Figure dataset records:
————

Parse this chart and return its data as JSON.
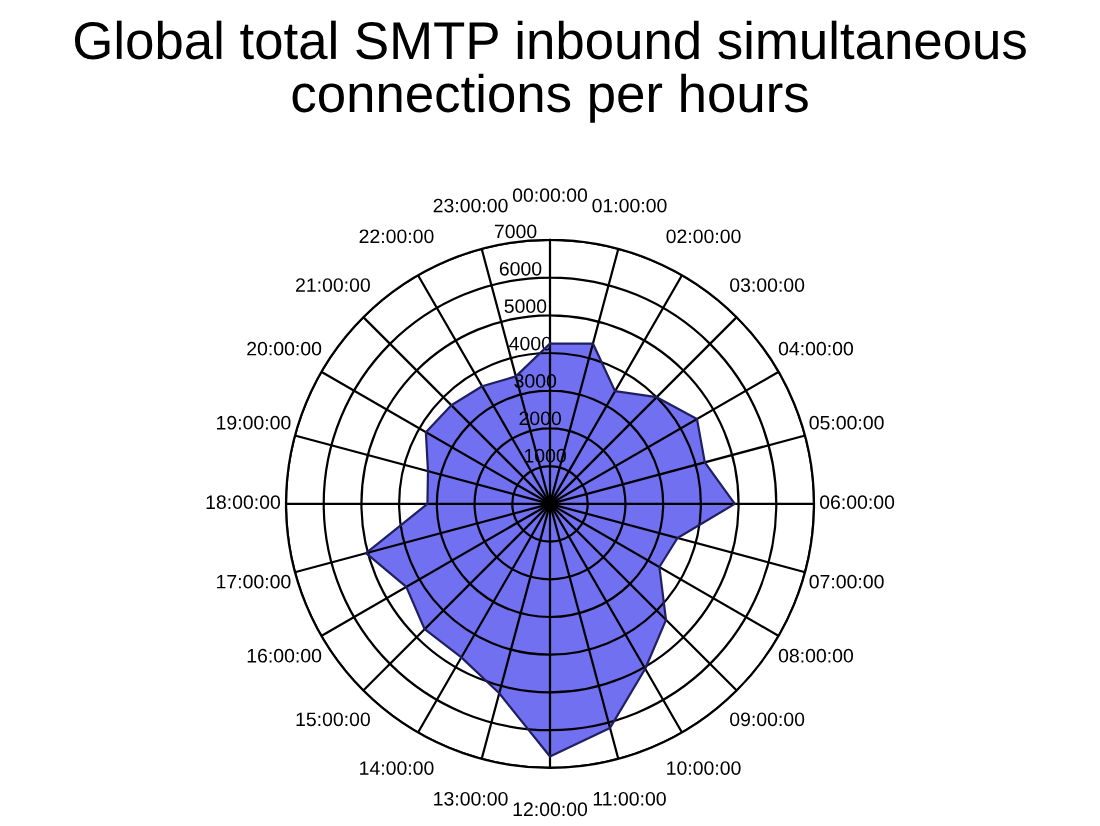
{
  "chart_data": {
    "type": "radar",
    "title": "Global total SMTP inbound simultaneous\nconnections per hours",
    "categories": [
      "00:00:00",
      "01:00:00",
      "02:00:00",
      "03:00:00",
      "04:00:00",
      "05:00:00",
      "06:00:00",
      "07:00:00",
      "08:00:00",
      "09:00:00",
      "10:00:00",
      "11:00:00",
      "12:00:00",
      "13:00:00",
      "14:00:00",
      "15:00:00",
      "16:00:00",
      "17:00:00",
      "18:00:00",
      "19:00:00",
      "20:00:00",
      "21:00:00",
      "22:00:00",
      "23:00:00"
    ],
    "series": [
      {
        "color": "#7070f0",
        "values": [
          4250,
          4400,
          3450,
          4000,
          4500,
          4250,
          4900,
          3500,
          3350,
          4350,
          5050,
          6150,
          6700,
          5200,
          4700,
          4700,
          4400,
          5050,
          3250,
          3350,
          3800,
          3700,
          3600,
          3500
        ]
      }
    ],
    "ylim": [
      0,
      7000
    ],
    "yticks": [
      1000,
      2000,
      3000,
      4000,
      5000,
      6000,
      7000
    ],
    "grid": true,
    "legend": false
  }
}
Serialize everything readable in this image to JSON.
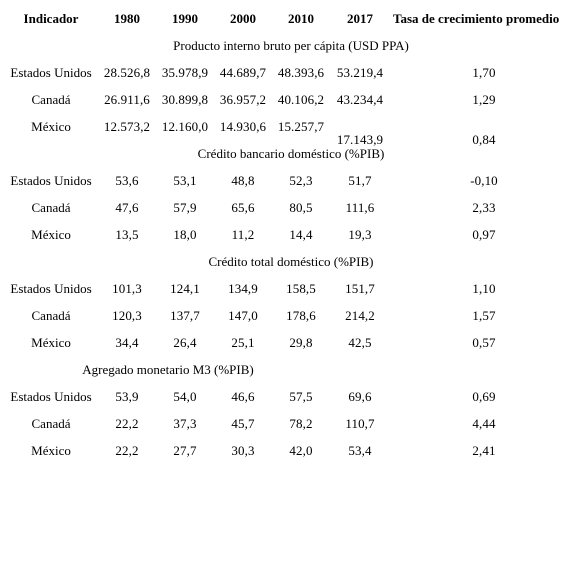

————

• The exercise: Of the lines in the entries above, how many include "JSON"? Only the number should be given.

• Reply to the task: 2